What the task asks
Copy out the listing in full, exactly as written, but not its pictures.

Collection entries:
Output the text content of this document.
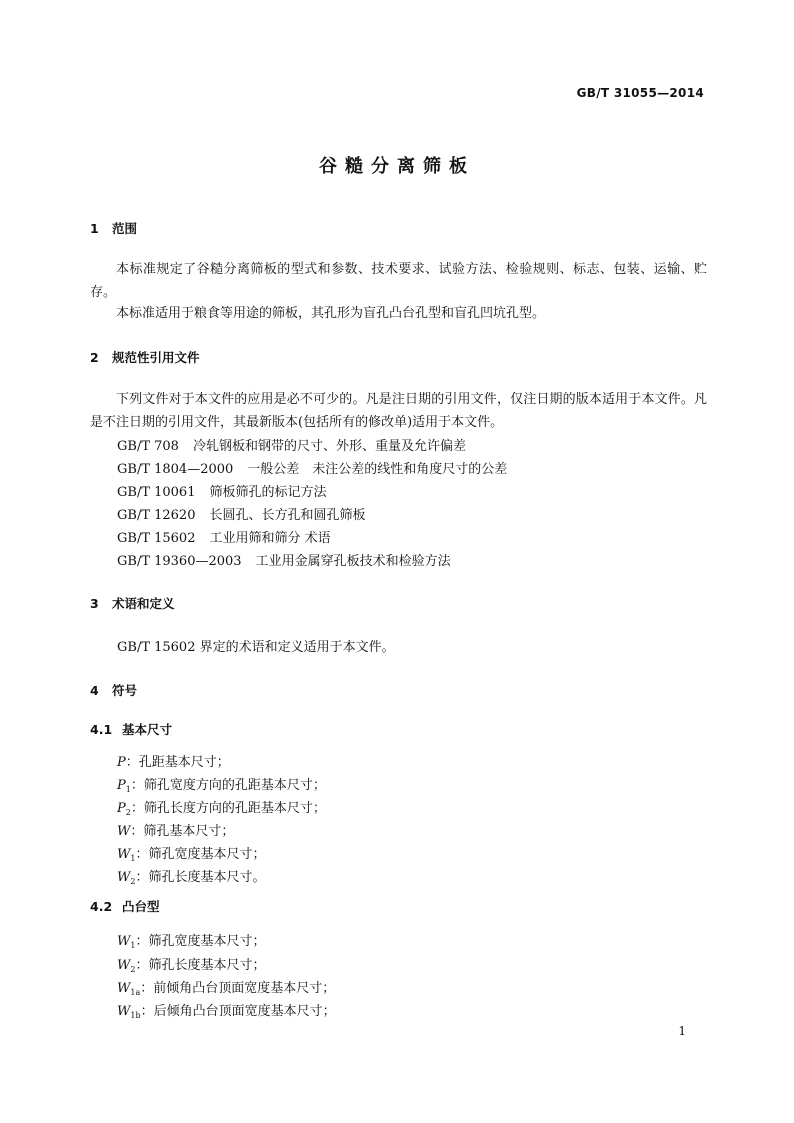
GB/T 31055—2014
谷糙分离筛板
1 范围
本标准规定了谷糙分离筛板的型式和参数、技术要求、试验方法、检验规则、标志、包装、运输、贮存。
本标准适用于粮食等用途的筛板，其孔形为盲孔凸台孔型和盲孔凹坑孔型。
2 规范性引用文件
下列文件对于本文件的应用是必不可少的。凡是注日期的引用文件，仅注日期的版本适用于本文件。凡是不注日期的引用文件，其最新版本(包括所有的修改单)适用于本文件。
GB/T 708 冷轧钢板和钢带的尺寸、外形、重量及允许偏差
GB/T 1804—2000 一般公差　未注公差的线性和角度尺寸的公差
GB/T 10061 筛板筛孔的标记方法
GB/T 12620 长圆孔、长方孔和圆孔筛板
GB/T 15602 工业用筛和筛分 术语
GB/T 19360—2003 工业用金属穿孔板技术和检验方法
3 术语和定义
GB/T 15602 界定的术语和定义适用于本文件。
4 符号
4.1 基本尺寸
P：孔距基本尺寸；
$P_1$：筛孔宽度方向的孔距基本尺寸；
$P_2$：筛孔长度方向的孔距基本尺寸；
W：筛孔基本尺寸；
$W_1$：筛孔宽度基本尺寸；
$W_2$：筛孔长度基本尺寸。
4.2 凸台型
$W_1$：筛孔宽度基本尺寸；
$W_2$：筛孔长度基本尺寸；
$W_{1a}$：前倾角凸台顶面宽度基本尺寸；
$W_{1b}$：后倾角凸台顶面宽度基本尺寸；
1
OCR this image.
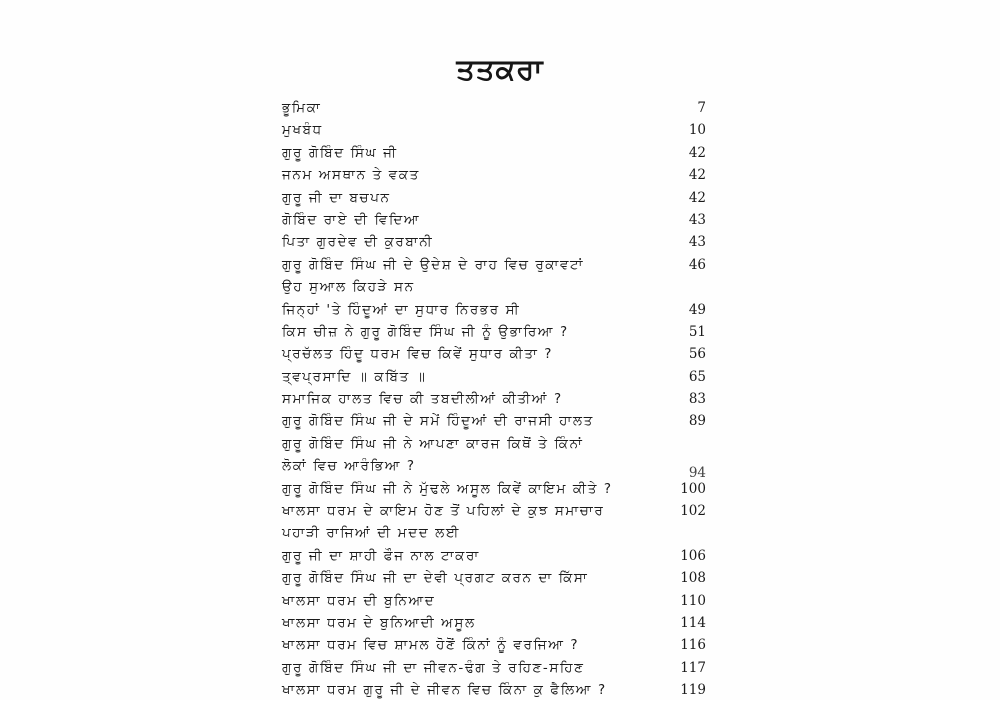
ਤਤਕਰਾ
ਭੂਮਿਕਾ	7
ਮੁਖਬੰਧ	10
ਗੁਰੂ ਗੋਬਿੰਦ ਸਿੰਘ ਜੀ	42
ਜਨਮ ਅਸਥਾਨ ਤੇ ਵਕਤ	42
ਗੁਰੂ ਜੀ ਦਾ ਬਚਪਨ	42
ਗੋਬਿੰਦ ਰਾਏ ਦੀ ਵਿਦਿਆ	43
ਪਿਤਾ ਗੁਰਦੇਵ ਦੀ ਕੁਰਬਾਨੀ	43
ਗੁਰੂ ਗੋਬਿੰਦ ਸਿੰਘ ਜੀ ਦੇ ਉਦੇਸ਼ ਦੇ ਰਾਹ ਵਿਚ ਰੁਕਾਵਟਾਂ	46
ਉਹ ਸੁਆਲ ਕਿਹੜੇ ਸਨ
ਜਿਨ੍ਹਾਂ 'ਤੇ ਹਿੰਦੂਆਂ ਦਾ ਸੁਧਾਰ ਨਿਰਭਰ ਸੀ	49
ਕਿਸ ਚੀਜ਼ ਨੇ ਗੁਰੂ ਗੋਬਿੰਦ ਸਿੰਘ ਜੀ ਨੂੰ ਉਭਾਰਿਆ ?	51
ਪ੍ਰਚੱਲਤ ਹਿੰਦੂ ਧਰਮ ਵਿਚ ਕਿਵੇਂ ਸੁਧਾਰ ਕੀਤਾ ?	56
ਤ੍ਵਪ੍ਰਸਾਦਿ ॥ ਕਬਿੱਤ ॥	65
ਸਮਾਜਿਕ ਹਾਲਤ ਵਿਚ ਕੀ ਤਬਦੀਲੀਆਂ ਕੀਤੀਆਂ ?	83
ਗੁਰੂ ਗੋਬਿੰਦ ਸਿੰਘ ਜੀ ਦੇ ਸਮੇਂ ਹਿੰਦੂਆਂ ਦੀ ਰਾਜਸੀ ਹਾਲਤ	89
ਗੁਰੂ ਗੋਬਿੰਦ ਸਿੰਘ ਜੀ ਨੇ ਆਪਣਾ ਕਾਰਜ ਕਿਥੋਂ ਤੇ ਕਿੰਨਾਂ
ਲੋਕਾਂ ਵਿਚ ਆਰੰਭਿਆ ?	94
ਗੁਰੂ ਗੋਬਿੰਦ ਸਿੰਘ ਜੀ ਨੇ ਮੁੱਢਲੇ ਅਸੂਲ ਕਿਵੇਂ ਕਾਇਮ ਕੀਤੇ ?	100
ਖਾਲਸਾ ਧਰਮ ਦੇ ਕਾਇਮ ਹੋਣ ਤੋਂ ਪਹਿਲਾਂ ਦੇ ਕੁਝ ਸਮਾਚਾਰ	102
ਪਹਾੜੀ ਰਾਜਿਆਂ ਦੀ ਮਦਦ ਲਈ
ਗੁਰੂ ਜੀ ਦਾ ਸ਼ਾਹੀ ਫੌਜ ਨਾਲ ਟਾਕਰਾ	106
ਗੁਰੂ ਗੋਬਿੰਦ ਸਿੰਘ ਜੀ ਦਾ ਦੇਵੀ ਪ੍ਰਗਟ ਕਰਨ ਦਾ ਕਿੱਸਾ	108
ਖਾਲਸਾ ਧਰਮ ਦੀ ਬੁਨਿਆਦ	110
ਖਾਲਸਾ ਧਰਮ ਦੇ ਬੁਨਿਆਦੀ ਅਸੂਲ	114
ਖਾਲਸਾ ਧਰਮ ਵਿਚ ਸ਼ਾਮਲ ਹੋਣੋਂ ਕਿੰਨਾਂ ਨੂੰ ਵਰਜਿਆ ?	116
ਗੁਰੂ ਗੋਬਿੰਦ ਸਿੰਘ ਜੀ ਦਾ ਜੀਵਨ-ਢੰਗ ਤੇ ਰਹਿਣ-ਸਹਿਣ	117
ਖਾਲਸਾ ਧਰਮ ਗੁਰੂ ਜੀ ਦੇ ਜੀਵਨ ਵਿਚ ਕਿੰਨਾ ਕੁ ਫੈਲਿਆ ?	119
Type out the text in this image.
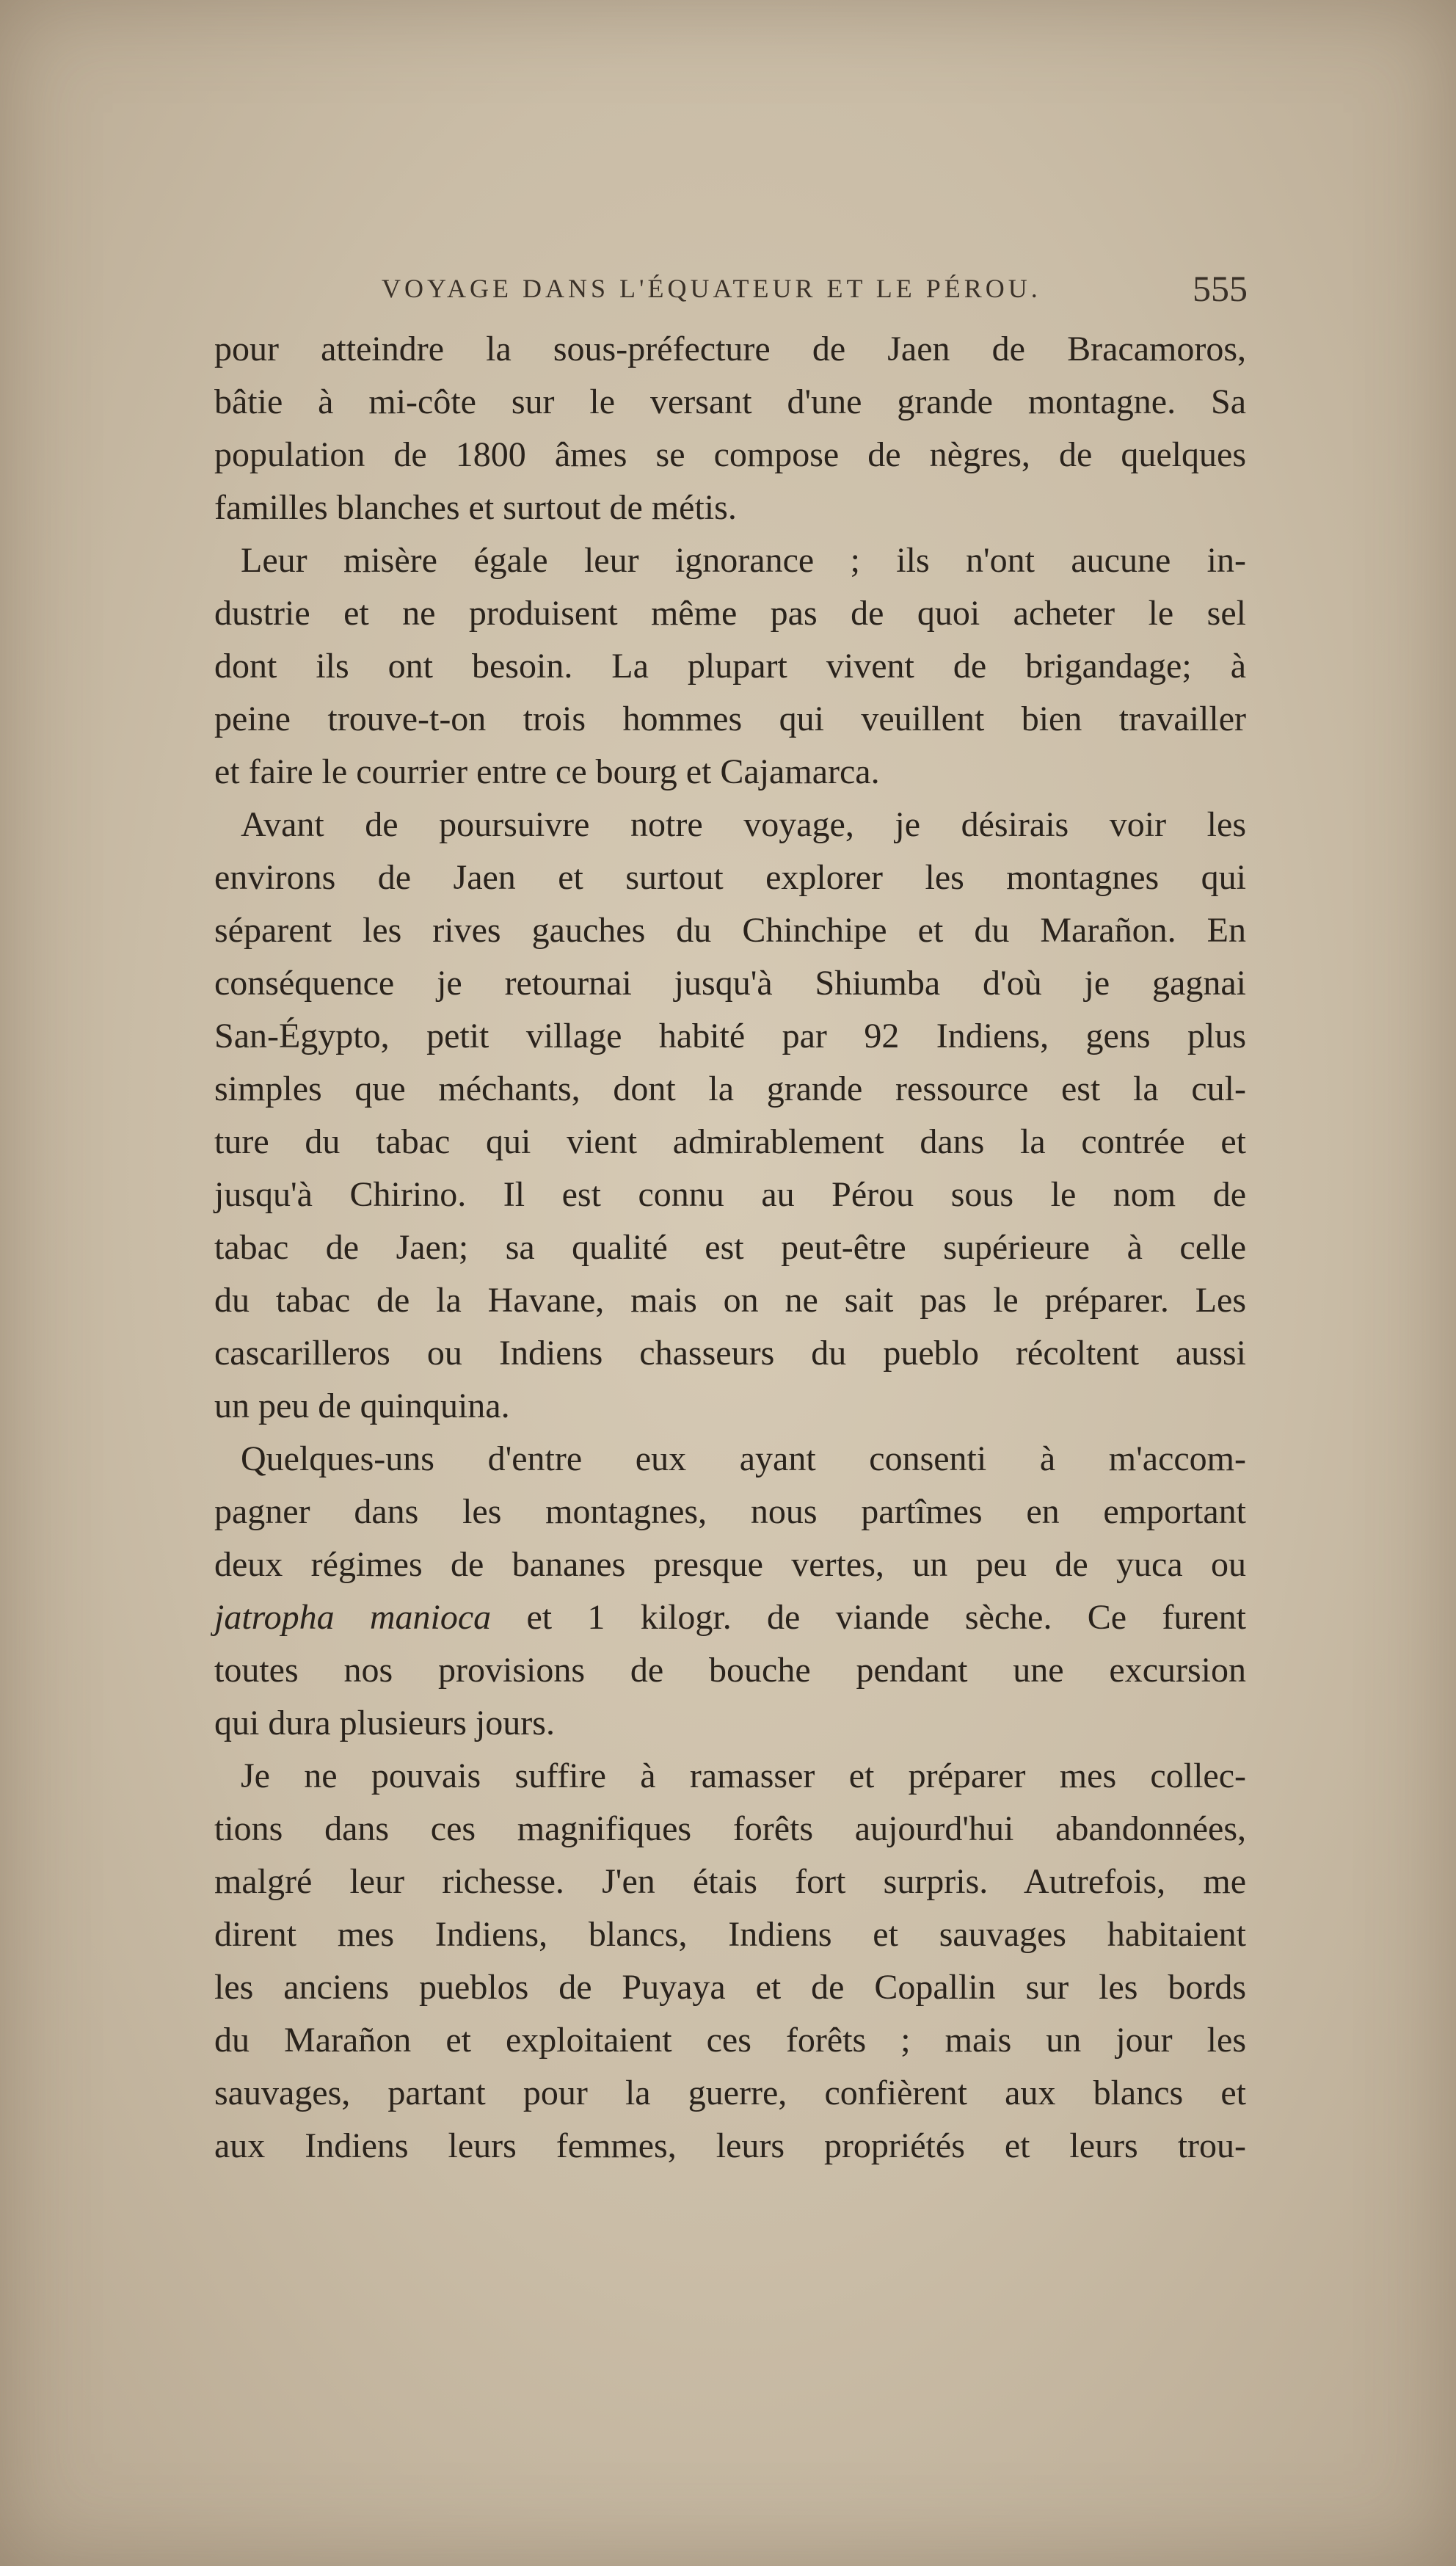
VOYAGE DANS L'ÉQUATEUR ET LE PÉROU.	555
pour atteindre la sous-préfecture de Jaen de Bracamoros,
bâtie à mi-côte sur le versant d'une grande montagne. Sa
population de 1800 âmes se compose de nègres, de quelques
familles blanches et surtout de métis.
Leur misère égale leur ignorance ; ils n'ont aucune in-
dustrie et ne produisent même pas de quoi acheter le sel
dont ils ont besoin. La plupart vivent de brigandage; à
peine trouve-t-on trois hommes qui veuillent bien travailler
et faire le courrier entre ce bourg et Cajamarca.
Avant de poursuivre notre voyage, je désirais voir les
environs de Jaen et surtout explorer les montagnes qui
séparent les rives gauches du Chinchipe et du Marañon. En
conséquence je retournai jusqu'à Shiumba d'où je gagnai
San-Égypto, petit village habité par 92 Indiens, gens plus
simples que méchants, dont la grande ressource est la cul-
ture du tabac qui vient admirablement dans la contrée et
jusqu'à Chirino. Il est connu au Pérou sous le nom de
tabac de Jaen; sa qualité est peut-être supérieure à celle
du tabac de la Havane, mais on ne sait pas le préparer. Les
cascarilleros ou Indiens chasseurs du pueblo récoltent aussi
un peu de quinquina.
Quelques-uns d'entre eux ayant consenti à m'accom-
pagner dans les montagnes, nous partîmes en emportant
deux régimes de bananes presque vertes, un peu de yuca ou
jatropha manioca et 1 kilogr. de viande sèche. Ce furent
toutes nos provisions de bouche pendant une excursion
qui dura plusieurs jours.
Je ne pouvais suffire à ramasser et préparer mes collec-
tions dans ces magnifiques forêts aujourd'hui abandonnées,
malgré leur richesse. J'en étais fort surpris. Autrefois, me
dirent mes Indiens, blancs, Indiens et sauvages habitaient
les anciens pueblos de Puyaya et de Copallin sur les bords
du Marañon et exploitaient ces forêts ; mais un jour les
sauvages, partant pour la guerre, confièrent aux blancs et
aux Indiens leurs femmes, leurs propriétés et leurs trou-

Answer in full
Output the text content of this document.
GB/T 31055—2014
谷糙分离筛板
1 范围
本标准规定了谷糙分离筛板的型式和参数、技术要求、试验方法、检验规则、标志、包装、运输、贮存。
本标准适用于粮食等用途的筛板，其孔形为盲孔凸台孔型和盲孔凹坑孔型。
2 规范性引用文件
下列文件对于本文件的应用是必不可少的。凡是注日期的引用文件，仅注日期的版本适用于本文件。凡是不注日期的引用文件，其最新版本(包括所有的修改单)适用于本文件。
GB/T 708 冷轧钢板和钢带的尺寸、外形、重量及允许偏差
GB/T 1804—2000 一般公差　未注公差的线性和角度尺寸的公差
GB/T 10061 筛板筛孔的标记方法
GB/T 12620 长圆孔、长方孔和圆孔筛板
GB/T 15602 工业用筛和筛分 术语
GB/T 19360—2003 工业用金属穿孔板技术和检验方法
3 术语和定义
GB/T 15602 界定的术语和定义适用于本文件。
4 符号
4.1 基本尺寸
P：孔距基本尺寸；
$P_1$：筛孔宽度方向的孔距基本尺寸；
$P_2$：筛孔长度方向的孔距基本尺寸；
W：筛孔基本尺寸；
$W_1$：筛孔宽度基本尺寸；
$W_2$：筛孔长度基本尺寸。
4.2 凸台型
$W_1$：筛孔宽度基本尺寸；
$W_2$：筛孔长度基本尺寸；
$W_{1a}$：前倾角凸台顶面宽度基本尺寸；
$W_{1b}$：后倾角凸台顶面宽度基本尺寸；
1
OCR this image.
ਤਤਕਰਾ
ਭੂਮਿਕਾ	7
ਮੁਖਬੰਧ	10
ਗੁਰੂ ਗੋਬਿੰਦ ਸਿੰਘ ਜੀ	42
ਜਨਮ ਅਸਥਾਨ ਤੇ ਵਕਤ	42
ਗੁਰੂ ਜੀ ਦਾ ਬਚਪਨ	42
ਗੋਬਿੰਦ ਰਾਏ ਦੀ ਵਿਦਿਆ	43
ਪਿਤਾ ਗੁਰਦੇਵ ਦੀ ਕੁਰਬਾਨੀ	43
ਗੁਰੂ ਗੋਬਿੰਦ ਸਿੰਘ ਜੀ ਦੇ ਉਦੇਸ਼ ਦੇ ਰਾਹ ਵਿਚ ਰੁਕਾਵਟਾਂ	46
ਉਹ ਸੁਆਲ ਕਿਹੜੇ ਸਨ
ਜਿਨ੍ਹਾਂ 'ਤੇ ਹਿੰਦੂਆਂ ਦਾ ਸੁਧਾਰ ਨਿਰਭਰ ਸੀ	49
ਕਿਸ ਚੀਜ਼ ਨੇ ਗੁਰੂ ਗੋਬਿੰਦ ਸਿੰਘ ਜੀ ਨੂੰ ਉਭਾਰਿਆ ?	51
ਪ੍ਰਚੱਲਤ ਹਿੰਦੂ ਧਰਮ ਵਿਚ ਕਿਵੇਂ ਸੁਧਾਰ ਕੀਤਾ ?	56
ਤ੍ਵਪ੍ਰਸਾਦਿ ॥ ਕਬਿੱਤ ॥	65
ਸਮਾਜਿਕ ਹਾਲਤ ਵਿਚ ਕੀ ਤਬਦੀਲੀਆਂ ਕੀਤੀਆਂ ?	83
ਗੁਰੂ ਗੋਬਿੰਦ ਸਿੰਘ ਜੀ ਦੇ ਸਮੇਂ ਹਿੰਦੂਆਂ ਦੀ ਰਾਜਸੀ ਹਾਲਤ	89
ਗੁਰੂ ਗੋਬਿੰਦ ਸਿੰਘ ਜੀ ਨੇ ਆਪਣਾ ਕਾਰਜ ਕਿਥੋਂ ਤੇ ਕਿੰਨਾਂ
ਲੋਕਾਂ ਵਿਚ ਆਰੰਭਿਆ ?	94
ਗੁਰੂ ਗੋਬਿੰਦ ਸਿੰਘ ਜੀ ਨੇ ਮੁੱਢਲੇ ਅਸੂਲ ਕਿਵੇਂ ਕਾਇਮ ਕੀਤੇ ?	100
ਖਾਲਸਾ ਧਰਮ ਦੇ ਕਾਇਮ ਹੋਣ ਤੋਂ ਪਹਿਲਾਂ ਦੇ ਕੁਝ ਸਮਾਚਾਰ	102
ਪਹਾੜੀ ਰਾਜਿਆਂ ਦੀ ਮਦਦ ਲਈ
ਗੁਰੂ ਜੀ ਦਾ ਸ਼ਾਹੀ ਫੌਜ ਨਾਲ ਟਾਕਰਾ	106
ਗੁਰੂ ਗੋਬਿੰਦ ਸਿੰਘ ਜੀ ਦਾ ਦੇਵੀ ਪ੍ਰਗਟ ਕਰਨ ਦਾ ਕਿੱਸਾ	108
ਖਾਲਸਾ ਧਰਮ ਦੀ ਬੁਨਿਆਦ	110
ਖਾਲਸਾ ਧਰਮ ਦੇ ਬੁਨਿਆਦੀ ਅਸੂਲ	114
ਖਾਲਸਾ ਧਰਮ ਵਿਚ ਸ਼ਾਮਲ ਹੋਣੋਂ ਕਿੰਨਾਂ ਨੂੰ ਵਰਜਿਆ ?	116
ਗੁਰੂ ਗੋਬਿੰਦ ਸਿੰਘ ਜੀ ਦਾ ਜੀਵਨ-ਢੰਗ ਤੇ ਰਹਿਣ-ਸਹਿਣ	117
ਖਾਲਸਾ ਧਰਮ ਗੁਰੂ ਜੀ ਦੇ ਜੀਵਨ ਵਿਚ ਕਿੰਨਾ ਕੁ ਫੈਲਿਆ ?	119
Type out the text in this image.
VOYAGE DANS L'ÉQUATEUR ET LE PÉROU.	555
pour atteindre la sous-préfecture de Jaen de Bracamoros,
bâtie à mi-côte sur le versant d'une grande montagne. Sa
population de 1800 âmes se compose de nègres, de quelques
familles blanches et surtout de métis.
Leur misère égale leur ignorance ; ils n'ont aucune in-
dustrie et ne produisent même pas de quoi acheter le sel
dont ils ont besoin. La plupart vivent de brigandage; à
peine trouve-t-on trois hommes qui veuillent bien travailler
et faire le courrier entre ce bourg et Cajamarca.
Avant de poursuivre notre voyage, je désirais voir les
environs de Jaen et surtout explorer les montagnes qui
séparent les rives gauches du Chinchipe et du Marañon. En
conséquence je retournai jusqu'à Shiumba d'où je gagnai
San-Égypto, petit village habité par 92 Indiens, gens plus
simples que méchants, dont la grande ressource est la cul-
ture du tabac qui vient admirablement dans la contrée et
jusqu'à Chirino. Il est connu au Pérou sous le nom de
tabac de Jaen; sa qualité est peut-être supérieure à celle
du tabac de la Havane, mais on ne sait pas le préparer. Les
cascarilleros ou Indiens chasseurs du pueblo récoltent aussi
un peu de quinquina.
Quelques-uns d'entre eux ayant consenti à m'accom-
pagner dans les montagnes, nous partîmes en emportant
deux régimes de bananes presque vertes, un peu de yuca ou
jatropha manioca et 1 kilogr. de viande sèche. Ce furent
toutes nos provisions de bouche pendant une excursion
qui dura plusieurs jours.
Je ne pouvais suffire à ramasser et préparer mes collec-
tions dans ces magnifiques forêts aujourd'hui abandonnées,
malgré leur richesse. J'en étais fort surpris. Autrefois, me
dirent mes Indiens, blancs, Indiens et sauvages habitaient
les anciens pueblos de Puyaya et de Copallin sur les bords
du Marañon et exploitaient ces forêts ; mais un jour les
sauvages, partant pour la guerre, confièrent aux blancs et
aux Indiens leurs femmes, leurs propriétés et leurs trou-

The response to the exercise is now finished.